◆ Data entries:

————————

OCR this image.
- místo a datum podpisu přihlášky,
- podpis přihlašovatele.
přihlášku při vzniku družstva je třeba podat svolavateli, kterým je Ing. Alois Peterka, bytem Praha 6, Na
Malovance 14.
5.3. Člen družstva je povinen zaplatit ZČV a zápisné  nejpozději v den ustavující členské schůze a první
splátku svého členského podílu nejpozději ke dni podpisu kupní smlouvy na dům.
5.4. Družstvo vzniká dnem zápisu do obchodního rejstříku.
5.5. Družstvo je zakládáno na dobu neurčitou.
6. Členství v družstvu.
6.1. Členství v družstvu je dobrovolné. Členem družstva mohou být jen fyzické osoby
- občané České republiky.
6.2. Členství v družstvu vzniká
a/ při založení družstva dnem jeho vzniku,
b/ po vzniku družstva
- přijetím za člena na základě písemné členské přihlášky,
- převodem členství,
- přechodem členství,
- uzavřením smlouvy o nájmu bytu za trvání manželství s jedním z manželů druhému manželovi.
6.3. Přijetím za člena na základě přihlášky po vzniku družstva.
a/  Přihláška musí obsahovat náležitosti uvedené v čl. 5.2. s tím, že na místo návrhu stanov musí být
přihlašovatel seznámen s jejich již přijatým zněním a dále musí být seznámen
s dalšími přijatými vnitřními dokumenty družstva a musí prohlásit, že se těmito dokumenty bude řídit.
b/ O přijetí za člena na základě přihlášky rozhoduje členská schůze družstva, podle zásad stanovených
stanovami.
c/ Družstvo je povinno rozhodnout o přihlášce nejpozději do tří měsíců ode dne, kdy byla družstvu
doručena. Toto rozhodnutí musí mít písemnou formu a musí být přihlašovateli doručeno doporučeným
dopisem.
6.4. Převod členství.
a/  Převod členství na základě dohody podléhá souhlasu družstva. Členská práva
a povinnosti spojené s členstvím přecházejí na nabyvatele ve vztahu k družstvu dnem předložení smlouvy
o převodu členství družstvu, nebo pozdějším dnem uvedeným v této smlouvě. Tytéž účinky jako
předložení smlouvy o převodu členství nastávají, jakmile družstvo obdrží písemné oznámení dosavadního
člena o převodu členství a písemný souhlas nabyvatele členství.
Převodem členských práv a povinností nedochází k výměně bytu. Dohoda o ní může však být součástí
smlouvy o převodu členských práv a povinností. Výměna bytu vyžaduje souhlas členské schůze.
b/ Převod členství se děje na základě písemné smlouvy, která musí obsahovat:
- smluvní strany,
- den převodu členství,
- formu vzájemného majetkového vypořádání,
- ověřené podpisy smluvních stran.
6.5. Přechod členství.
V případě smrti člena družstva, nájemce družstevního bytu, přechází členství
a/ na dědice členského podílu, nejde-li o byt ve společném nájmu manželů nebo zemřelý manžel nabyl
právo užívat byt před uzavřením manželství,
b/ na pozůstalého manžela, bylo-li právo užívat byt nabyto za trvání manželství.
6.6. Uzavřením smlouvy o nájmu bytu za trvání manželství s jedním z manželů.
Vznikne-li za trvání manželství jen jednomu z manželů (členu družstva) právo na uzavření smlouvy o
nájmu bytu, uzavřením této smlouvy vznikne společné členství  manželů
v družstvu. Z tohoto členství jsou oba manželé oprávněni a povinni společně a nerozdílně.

————————

◆ What is asked: Write out the material exactly as given.

◆ Task answer:
OCR this image.
- místo a datum podpisu přihlášky,
- podpis přihlašovatele.
přihlášku při vzniku družstva je třeba podat svolavateli, kterým je Ing. Alois Peterka, bytem Praha 6, Na
Malovance 14.
5.3. Člen družstva je povinen zaplatit ZČV a zápisné  nejpozději v den ustavující členské schůze a první
splátku svého členského podílu nejpozději ke dni podpisu kupní smlouvy na dům.
5.4. Družstvo vzniká dnem zápisu do obchodního rejstříku.
5.5. Družstvo je zakládáno na dobu neurčitou.
6. Členství v družstvu.
6.1. Členství v družstvu je dobrovolné. Členem družstva mohou být jen fyzické osoby
- občané České republiky.
6.2. Členství v družstvu vzniká
a/ při založení družstva dnem jeho vzniku,
b/ po vzniku družstva
- přijetím za člena na základě písemné členské přihlášky,
- převodem členství,
- přechodem členství,
- uzavřením smlouvy o nájmu bytu za trvání manželství s jedním z manželů druhému manželovi.
6.3. Přijetím za člena na základě přihlášky po vzniku družstva.
a/  Přihláška musí obsahovat náležitosti uvedené v čl. 5.2. s tím, že na místo návrhu stanov musí být
přihlašovatel seznámen s jejich již přijatým zněním a dále musí být seznámen
s dalšími přijatými vnitřními dokumenty družstva a musí prohlásit, že se těmito dokumenty bude řídit.
b/ O přijetí za člena na základě přihlášky rozhoduje členská schůze družstva, podle zásad stanovených
stanovami.
c/ Družstvo je povinno rozhodnout o přihlášce nejpozději do tří měsíců ode dne, kdy byla družstvu
doručena. Toto rozhodnutí musí mít písemnou formu a musí být přihlašovateli doručeno doporučeným
dopisem.
6.4. Převod členství.
a/  Převod členství na základě dohody podléhá souhlasu družstva. Členská práva
a povinnosti spojené s členstvím přecházejí na nabyvatele ve vztahu k družstvu dnem předložení smlouvy
o převodu členství družstvu, nebo pozdějším dnem uvedeným v této smlouvě. Tytéž účinky jako
předložení smlouvy o převodu členství nastávají, jakmile družstvo obdrží písemné oznámení dosavadního
člena o převodu členství a písemný souhlas nabyvatele členství.
Převodem členských práv a povinností nedochází k výměně bytu. Dohoda o ní může však být součástí
smlouvy o převodu členských práv a povinností. Výměna bytu vyžaduje souhlas členské schůze.
b/ Převod členství se děje na základě písemné smlouvy, která musí obsahovat:
- smluvní strany,
- den převodu členství,
- formu vzájemného majetkového vypořádání,
- ověřené podpisy smluvních stran.
6.5. Přechod členství.
V případě smrti člena družstva, nájemce družstevního bytu, přechází členství
a/ na dědice členského podílu, nejde-li o byt ve společném nájmu manželů nebo zemřelý manžel nabyl
právo užívat byt před uzavřením manželství,
b/ na pozůstalého manžela, bylo-li právo užívat byt nabyto za trvání manželství.
6.6. Uzavřením smlouvy o nájmu bytu za trvání manželství s jedním z manželů.
Vznikne-li za trvání manželství jen jednomu z manželů (členu družstva) právo na uzavření smlouvy o
nájmu bytu, uzavřením této smlouvy vznikne společné členství  manželů
v družstvu. Z tohoto členství jsou oba manželé oprávněni a povinni společně a nerozdílně.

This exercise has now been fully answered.